** start Recorded data **
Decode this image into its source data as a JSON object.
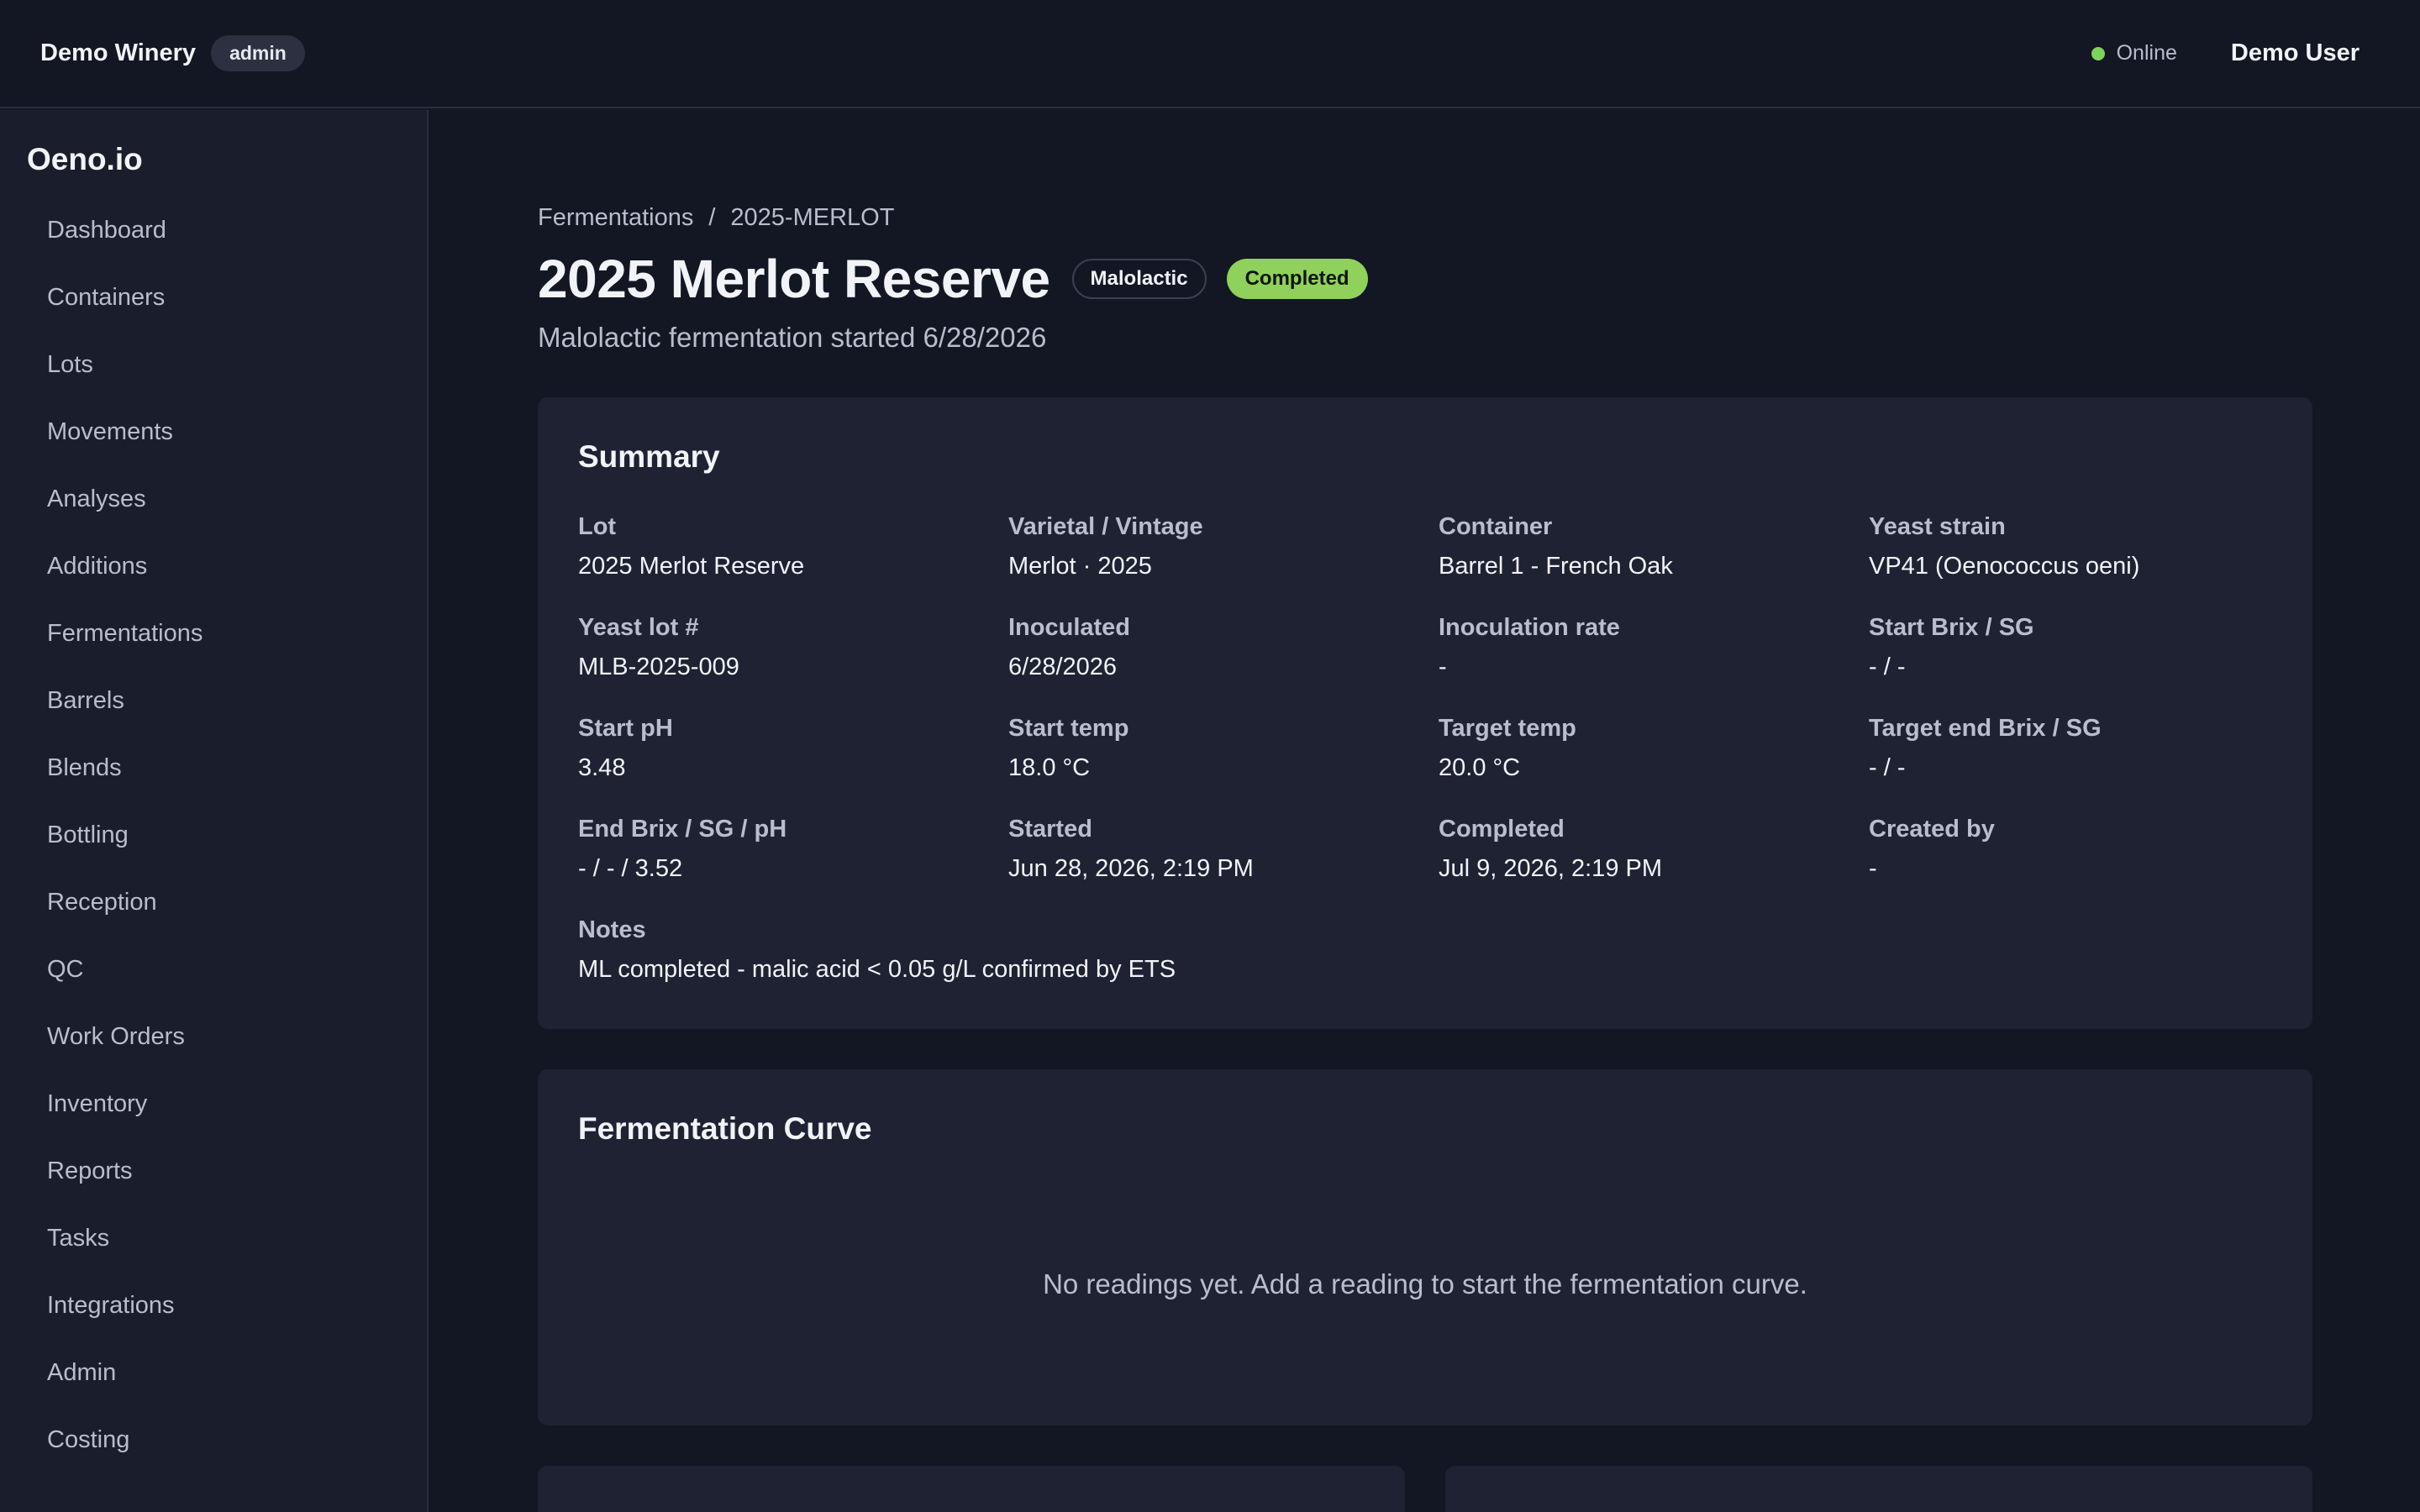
{
  "topbar": {
    "winery_name": "Demo Winery",
    "role": "admin",
    "status": "Online",
    "status_color": "#7ed35a",
    "user_name": "Demo User"
  },
  "sidebar": {
    "brand": "Oeno.io",
    "items": [
      {
        "label": "Dashboard"
      },
      {
        "label": "Containers"
      },
      {
        "label": "Lots"
      },
      {
        "label": "Movements"
      },
      {
        "label": "Analyses"
      },
      {
        "label": "Additions"
      },
      {
        "label": "Fermentations"
      },
      {
        "label": "Barrels"
      },
      {
        "label": "Blends"
      },
      {
        "label": "Bottling"
      },
      {
        "label": "Reception"
      },
      {
        "label": "QC"
      },
      {
        "label": "Work Orders"
      },
      {
        "label": "Inventory"
      },
      {
        "label": "Reports"
      },
      {
        "label": "Tasks"
      },
      {
        "label": "Integrations"
      },
      {
        "label": "Admin"
      },
      {
        "label": "Costing"
      }
    ]
  },
  "breadcrumb": {
    "parent": "Fermentations",
    "separator": "/",
    "current": "2025-MERLOT"
  },
  "header": {
    "title": "2025 Merlot Reserve",
    "type_badge": "Malolactic",
    "status_badge": "Completed",
    "status_color": "#8fd15a",
    "subtitle": "Malolactic fermentation started 6/28/2026"
  },
  "summary": {
    "title": "Summary",
    "fields": [
      {
        "label": "Lot",
        "value": "2025 Merlot Reserve"
      },
      {
        "label": "Varietal / Vintage",
        "value": "Merlot · 2025"
      },
      {
        "label": "Container",
        "value": "Barrel 1 - French Oak"
      },
      {
        "label": "Yeast strain",
        "value": "VP41 (Oenococcus oeni)"
      },
      {
        "label": "Yeast lot #",
        "value": "MLB-2025-009"
      },
      {
        "label": "Inoculated",
        "value": "6/28/2026"
      },
      {
        "label": "Inoculation rate",
        "value": "-"
      },
      {
        "label": "Start Brix / SG",
        "value": "- / -"
      },
      {
        "label": "Start pH",
        "value": "3.48"
      },
      {
        "label": "Start temp",
        "value": "18.0 °C"
      },
      {
        "label": "Target temp",
        "value": "20.0 °C"
      },
      {
        "label": "Target end Brix / SG",
        "value": "- / -"
      },
      {
        "label": "End Brix / SG / pH",
        "value": "- / - / 3.52"
      },
      {
        "label": "Started",
        "value": "Jun 28, 2026, 2:19 PM"
      },
      {
        "label": "Completed",
        "value": "Jul 9, 2026, 2:19 PM"
      },
      {
        "label": "Created by",
        "value": "-"
      },
      {
        "label": "Notes",
        "value": "ML completed - malic acid < 0.05 g/L confirmed by ETS"
      }
    ]
  },
  "curve": {
    "title": "Fermentation Curve",
    "empty_message": "No readings yet. Add a reading to start the fermentation curve."
  }
}
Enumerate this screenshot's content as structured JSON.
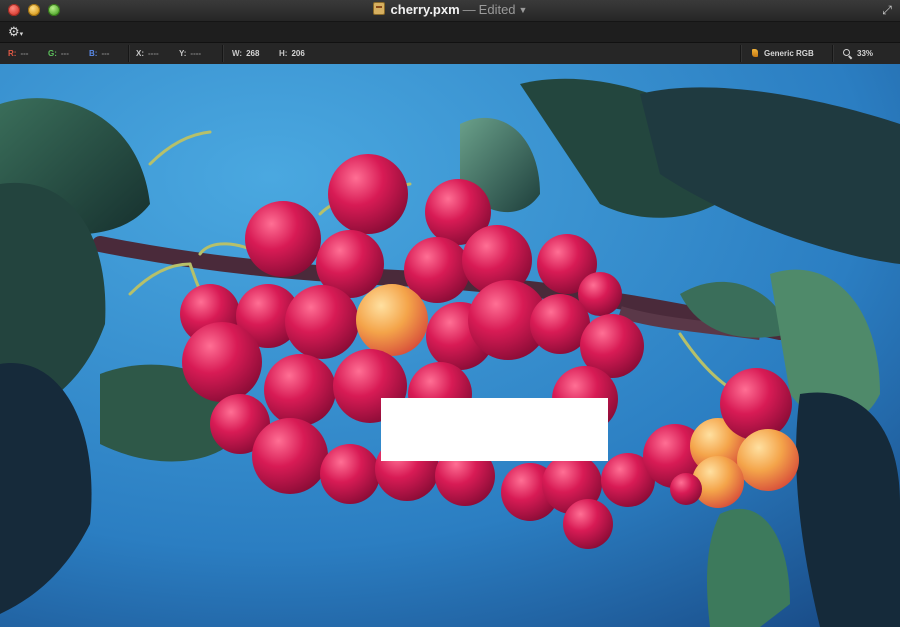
{
  "window": {
    "filename": "cherry.pxm",
    "separator": "—",
    "status": "Edited"
  },
  "icons": {
    "traffic_lights": [
      "close-icon",
      "minimize-icon",
      "zoom-icon"
    ],
    "document": "document-icon",
    "fullscreen": "fullscreen-icon",
    "settings": "gear-icon",
    "color_profile": "color-profile-icon",
    "zoom": "magnifier-icon"
  },
  "infobar": {
    "r_label": "R:",
    "r_value": "---",
    "g_label": "G:",
    "g_value": "---",
    "b_label": "B:",
    "b_value": "---",
    "x_label": "X:",
    "x_value": "----",
    "y_label": "Y:",
    "y_value": "----",
    "w_label": "W:",
    "w_value": "268",
    "h_label": "H:",
    "h_value": "206",
    "color_profile": "Generic RGB",
    "zoom": "33%"
  },
  "colors": {
    "sky": "#2f86c8",
    "cherry": "#d11a4f",
    "cherry_light": "#f0a444",
    "leaf": "#2f5a46"
  }
}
** end Recorded data **
Exercise instructions = Take the lines from the one containing "Enumerate this screenshot's" through the final line of the listing above and print them exactly, including both ends but no pictures.

Result of this task =
Enumerate this screenshot's content as structured JSON.
{
  "window": {
    "filename": "cherry.pxm",
    "separator": "—",
    "status": "Edited"
  },
  "icons": {
    "traffic_lights": [
      "close-icon",
      "minimize-icon",
      "zoom-icon"
    ],
    "document": "document-icon",
    "fullscreen": "fullscreen-icon",
    "settings": "gear-icon",
    "color_profile": "color-profile-icon",
    "zoom": "magnifier-icon"
  },
  "infobar": {
    "r_label": "R:",
    "r_value": "---",
    "g_label": "G:",
    "g_value": "---",
    "b_label": "B:",
    "b_value": "---",
    "x_label": "X:",
    "x_value": "----",
    "y_label": "Y:",
    "y_value": "----",
    "w_label": "W:",
    "w_value": "268",
    "h_label": "H:",
    "h_value": "206",
    "color_profile": "Generic RGB",
    "zoom": "33%"
  },
  "colors": {
    "sky": "#2f86c8",
    "cherry": "#d11a4f",
    "cherry_light": "#f0a444",
    "leaf": "#2f5a46"
  }
}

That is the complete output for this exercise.